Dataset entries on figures
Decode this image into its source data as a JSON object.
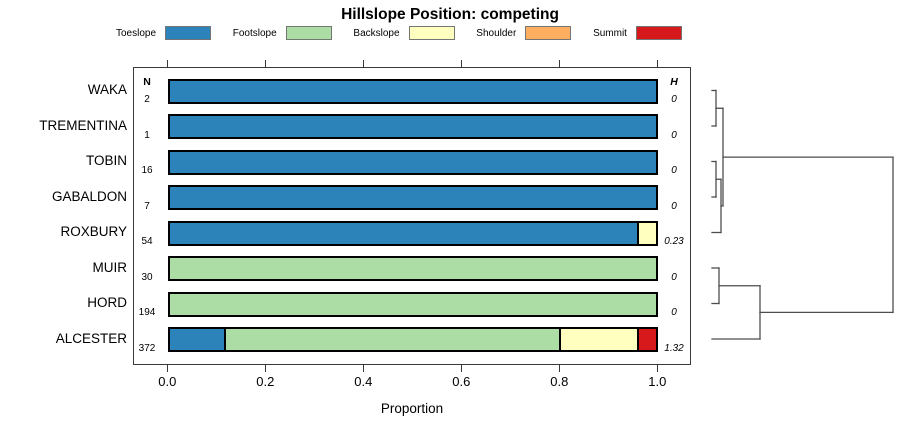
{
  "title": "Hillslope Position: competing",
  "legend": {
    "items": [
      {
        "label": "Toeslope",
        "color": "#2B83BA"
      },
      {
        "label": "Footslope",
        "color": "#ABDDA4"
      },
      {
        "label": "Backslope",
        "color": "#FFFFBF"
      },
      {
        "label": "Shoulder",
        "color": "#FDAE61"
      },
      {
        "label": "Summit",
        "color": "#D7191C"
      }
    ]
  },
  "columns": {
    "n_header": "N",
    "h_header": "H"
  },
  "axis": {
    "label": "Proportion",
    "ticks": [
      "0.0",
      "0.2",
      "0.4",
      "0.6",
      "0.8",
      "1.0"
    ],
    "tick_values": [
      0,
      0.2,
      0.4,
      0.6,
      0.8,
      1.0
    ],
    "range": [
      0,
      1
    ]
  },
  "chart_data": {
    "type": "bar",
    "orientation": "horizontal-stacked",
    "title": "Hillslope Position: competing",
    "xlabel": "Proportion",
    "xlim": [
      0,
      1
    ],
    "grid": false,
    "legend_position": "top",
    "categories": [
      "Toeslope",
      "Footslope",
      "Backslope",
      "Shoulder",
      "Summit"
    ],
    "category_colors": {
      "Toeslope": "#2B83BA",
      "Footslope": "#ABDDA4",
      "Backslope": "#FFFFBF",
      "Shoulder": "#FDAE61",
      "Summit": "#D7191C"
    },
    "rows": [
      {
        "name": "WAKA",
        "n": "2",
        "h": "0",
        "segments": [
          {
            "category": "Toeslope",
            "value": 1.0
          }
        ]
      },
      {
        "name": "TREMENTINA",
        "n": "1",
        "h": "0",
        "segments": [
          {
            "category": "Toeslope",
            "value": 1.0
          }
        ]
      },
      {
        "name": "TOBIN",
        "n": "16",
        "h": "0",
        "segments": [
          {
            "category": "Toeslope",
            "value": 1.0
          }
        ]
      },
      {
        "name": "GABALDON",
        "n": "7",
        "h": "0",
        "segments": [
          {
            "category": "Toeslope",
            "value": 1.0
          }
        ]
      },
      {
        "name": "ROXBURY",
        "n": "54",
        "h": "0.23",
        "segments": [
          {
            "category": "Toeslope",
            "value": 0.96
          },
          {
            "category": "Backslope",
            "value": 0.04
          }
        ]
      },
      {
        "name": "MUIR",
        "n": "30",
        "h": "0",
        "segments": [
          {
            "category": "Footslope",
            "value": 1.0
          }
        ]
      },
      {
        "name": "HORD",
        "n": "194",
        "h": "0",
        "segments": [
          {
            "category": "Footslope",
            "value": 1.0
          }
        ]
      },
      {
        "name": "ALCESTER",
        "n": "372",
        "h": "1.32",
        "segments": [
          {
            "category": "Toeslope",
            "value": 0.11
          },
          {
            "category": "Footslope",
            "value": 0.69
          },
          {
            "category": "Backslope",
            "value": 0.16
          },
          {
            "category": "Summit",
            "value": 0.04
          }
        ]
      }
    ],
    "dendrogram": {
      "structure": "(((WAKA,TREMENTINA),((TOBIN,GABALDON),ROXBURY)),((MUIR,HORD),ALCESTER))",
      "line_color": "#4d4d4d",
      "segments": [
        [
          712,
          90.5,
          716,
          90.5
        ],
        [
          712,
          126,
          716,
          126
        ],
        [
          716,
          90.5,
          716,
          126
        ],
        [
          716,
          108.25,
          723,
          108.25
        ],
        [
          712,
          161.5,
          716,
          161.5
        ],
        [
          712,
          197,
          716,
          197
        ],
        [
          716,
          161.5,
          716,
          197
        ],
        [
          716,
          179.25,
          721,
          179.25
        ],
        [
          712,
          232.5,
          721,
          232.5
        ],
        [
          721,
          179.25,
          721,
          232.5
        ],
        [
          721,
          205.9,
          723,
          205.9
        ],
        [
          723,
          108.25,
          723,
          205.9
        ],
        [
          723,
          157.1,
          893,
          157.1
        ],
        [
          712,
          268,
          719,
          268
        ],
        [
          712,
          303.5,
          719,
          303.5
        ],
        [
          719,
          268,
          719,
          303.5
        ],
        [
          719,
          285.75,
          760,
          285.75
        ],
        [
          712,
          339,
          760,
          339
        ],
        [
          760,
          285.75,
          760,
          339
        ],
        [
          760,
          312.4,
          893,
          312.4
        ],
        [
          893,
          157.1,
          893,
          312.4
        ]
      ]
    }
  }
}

| TASK DESCRIPTION |
All lines above with "Shoulder" in them should be returned.

| SOLVED EXERCISE |
        "label": "Shoulder",
      "Shoulder",
      "Shoulder": "#FDAE61",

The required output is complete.